>> start DATASET RECORDS

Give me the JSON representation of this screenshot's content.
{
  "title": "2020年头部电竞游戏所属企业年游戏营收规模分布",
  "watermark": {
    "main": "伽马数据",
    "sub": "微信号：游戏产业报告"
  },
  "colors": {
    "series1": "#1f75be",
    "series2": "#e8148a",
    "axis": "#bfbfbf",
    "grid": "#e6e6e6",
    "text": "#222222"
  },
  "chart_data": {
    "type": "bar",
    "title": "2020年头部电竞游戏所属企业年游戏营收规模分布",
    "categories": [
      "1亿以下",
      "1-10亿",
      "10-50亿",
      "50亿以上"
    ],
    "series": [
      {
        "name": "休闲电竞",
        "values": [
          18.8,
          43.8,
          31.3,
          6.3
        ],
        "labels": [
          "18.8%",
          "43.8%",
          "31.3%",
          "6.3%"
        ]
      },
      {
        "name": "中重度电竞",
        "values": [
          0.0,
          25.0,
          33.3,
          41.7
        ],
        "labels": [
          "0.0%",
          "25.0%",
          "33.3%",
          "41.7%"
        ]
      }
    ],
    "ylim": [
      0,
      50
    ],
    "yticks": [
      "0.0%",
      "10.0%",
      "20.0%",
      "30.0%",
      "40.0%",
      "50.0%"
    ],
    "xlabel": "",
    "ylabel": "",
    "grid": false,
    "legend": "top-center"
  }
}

>> end DATASET RECORDS

**TASK GOAL:**
Reproduce the entries above in full, verbatim.

**EXERCISE RESPONSE:**
Give me the JSON representation of this screenshot's content.
{
  "title": "2020年头部电竞游戏所属企业年游戏营收规模分布",
  "watermark": {
    "main": "伽马数据",
    "sub": "微信号：游戏产业报告"
  },
  "colors": {
    "series1": "#1f75be",
    "series2": "#e8148a",
    "axis": "#bfbfbf",
    "grid": "#e6e6e6",
    "text": "#222222"
  },
  "chart_data": {
    "type": "bar",
    "title": "2020年头部电竞游戏所属企业年游戏营收规模分布",
    "categories": [
      "1亿以下",
      "1-10亿",
      "10-50亿",
      "50亿以上"
    ],
    "series": [
      {
        "name": "休闲电竞",
        "values": [
          18.8,
          43.8,
          31.3,
          6.3
        ],
        "labels": [
          "18.8%",
          "43.8%",
          "31.3%",
          "6.3%"
        ]
      },
      {
        "name": "中重度电竞",
        "values": [
          0.0,
          25.0,
          33.3,
          41.7
        ],
        "labels": [
          "0.0%",
          "25.0%",
          "33.3%",
          "41.7%"
        ]
      }
    ],
    "ylim": [
      0,
      50
    ],
    "yticks": [
      "0.0%",
      "10.0%",
      "20.0%",
      "30.0%",
      "40.0%",
      "50.0%"
    ],
    "xlabel": "",
    "ylabel": "",
    "grid": false,
    "legend": "top-center"
  }
}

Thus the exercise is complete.